» **INSTRUCTIONS TO FOLLOW**
Quote the listing below in its entirety.

» **SUPPLIED RECORDS**
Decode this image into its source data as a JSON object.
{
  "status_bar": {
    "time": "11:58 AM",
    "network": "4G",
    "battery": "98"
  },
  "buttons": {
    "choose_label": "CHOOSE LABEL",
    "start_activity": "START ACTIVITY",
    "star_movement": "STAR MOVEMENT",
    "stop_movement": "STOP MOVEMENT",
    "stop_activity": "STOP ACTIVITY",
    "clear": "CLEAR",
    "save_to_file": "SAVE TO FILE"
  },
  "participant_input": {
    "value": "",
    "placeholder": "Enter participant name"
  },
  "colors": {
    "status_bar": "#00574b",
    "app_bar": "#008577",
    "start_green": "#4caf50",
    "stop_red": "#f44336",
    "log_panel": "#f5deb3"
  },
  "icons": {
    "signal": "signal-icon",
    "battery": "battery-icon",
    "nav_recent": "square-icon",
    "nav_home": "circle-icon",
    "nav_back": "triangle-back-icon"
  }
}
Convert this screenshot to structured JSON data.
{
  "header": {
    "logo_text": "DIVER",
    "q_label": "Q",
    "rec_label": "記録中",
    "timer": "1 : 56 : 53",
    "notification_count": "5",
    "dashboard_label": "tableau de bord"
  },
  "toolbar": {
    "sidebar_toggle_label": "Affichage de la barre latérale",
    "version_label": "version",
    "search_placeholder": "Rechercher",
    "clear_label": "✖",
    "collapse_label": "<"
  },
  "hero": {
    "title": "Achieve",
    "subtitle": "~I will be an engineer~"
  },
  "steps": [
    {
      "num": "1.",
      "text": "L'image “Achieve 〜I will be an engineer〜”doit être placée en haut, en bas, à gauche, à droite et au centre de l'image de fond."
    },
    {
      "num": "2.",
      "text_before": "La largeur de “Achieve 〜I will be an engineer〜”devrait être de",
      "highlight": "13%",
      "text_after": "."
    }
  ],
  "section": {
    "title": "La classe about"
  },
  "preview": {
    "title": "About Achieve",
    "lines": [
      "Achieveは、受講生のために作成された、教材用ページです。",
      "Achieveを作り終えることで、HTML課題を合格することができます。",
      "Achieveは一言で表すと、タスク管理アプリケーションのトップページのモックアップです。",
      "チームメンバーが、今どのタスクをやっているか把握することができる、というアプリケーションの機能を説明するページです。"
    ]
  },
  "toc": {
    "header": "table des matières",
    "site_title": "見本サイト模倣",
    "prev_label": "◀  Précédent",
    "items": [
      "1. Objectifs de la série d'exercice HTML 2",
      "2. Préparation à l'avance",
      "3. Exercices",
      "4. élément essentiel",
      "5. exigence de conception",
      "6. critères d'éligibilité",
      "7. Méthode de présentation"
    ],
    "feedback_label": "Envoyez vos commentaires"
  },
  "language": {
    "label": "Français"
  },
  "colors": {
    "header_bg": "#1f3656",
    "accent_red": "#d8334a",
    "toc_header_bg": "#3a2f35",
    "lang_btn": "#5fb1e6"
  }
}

» **COMPLETE RESPONSE**
Decode this image into its source data as a JSON object.
{
  "status_bar": {
    "time": "11:58 AM",
    "network": "4G",
    "battery": "98"
  },
  "buttons": {
    "choose_label": "CHOOSE LABEL",
    "start_activity": "START ACTIVITY",
    "star_movement": "STAR MOVEMENT",
    "stop_movement": "STOP MOVEMENT",
    "stop_activity": "STOP ACTIVITY",
    "clear": "CLEAR",
    "save_to_file": "SAVE TO FILE"
  },
  "participant_input": {
    "value": "",
    "placeholder": "Enter participant name"
  },
  "colors": {
    "status_bar": "#00574b",
    "app_bar": "#008577",
    "start_green": "#4caf50",
    "stop_red": "#f44336",
    "log_panel": "#f5deb3"
  },
  "icons": {
    "signal": "signal-icon",
    "battery": "battery-icon",
    "nav_recent": "square-icon",
    "nav_home": "circle-icon",
    "nav_back": "triangle-back-icon"
  }
}
Convert this screenshot to structured JSON data.
{
  "header": {
    "logo_text": "DIVER",
    "q_label": "Q",
    "rec_label": "記録中",
    "timer": "1 : 56 : 53",
    "notification_count": "5",
    "dashboard_label": "tableau de bord"
  },
  "toolbar": {
    "sidebar_toggle_label": "Affichage de la barre latérale",
    "version_label": "version",
    "search_placeholder": "Rechercher",
    "clear_label": "✖",
    "collapse_label": "<"
  },
  "hero": {
    "title": "Achieve",
    "subtitle": "~I will be an engineer~"
  },
  "steps": [
    {
      "num": "1.",
      "text": "L'image “Achieve 〜I will be an engineer〜”doit être placée en haut, en bas, à gauche, à droite et au centre de l'image de fond."
    },
    {
      "num": "2.",
      "text_before": "La largeur de “Achieve 〜I will be an engineer〜”devrait être de",
      "highlight": "13%",
      "text_after": "."
    }
  ],
  "section": {
    "title": "La classe about"
  },
  "preview": {
    "title": "About Achieve",
    "lines": [
      "Achieveは、受講生のために作成された、教材用ページです。",
      "Achieveを作り終えることで、HTML課題を合格することができます。",
      "Achieveは一言で表すと、タスク管理アプリケーションのトップページのモックアップです。",
      "チームメンバーが、今どのタスクをやっているか把握することができる、というアプリケーションの機能を説明するページです。"
    ]
  },
  "toc": {
    "header": "table des matières",
    "site_title": "見本サイト模倣",
    "prev_label": "◀  Précédent",
    "items": [
      "1. Objectifs de la série d'exercice HTML 2",
      "2. Préparation à l'avance",
      "3. Exercices",
      "4. élément essentiel",
      "5. exigence de conception",
      "6. critères d'éligibilité",
      "7. Méthode de présentation"
    ],
    "feedback_label": "Envoyez vos commentaires"
  },
  "language": {
    "label": "Français"
  },
  "colors": {
    "header_bg": "#1f3656",
    "accent_red": "#d8334a",
    "toc_header_bg": "#3a2f35",
    "lang_btn": "#5fb1e6"
  }
}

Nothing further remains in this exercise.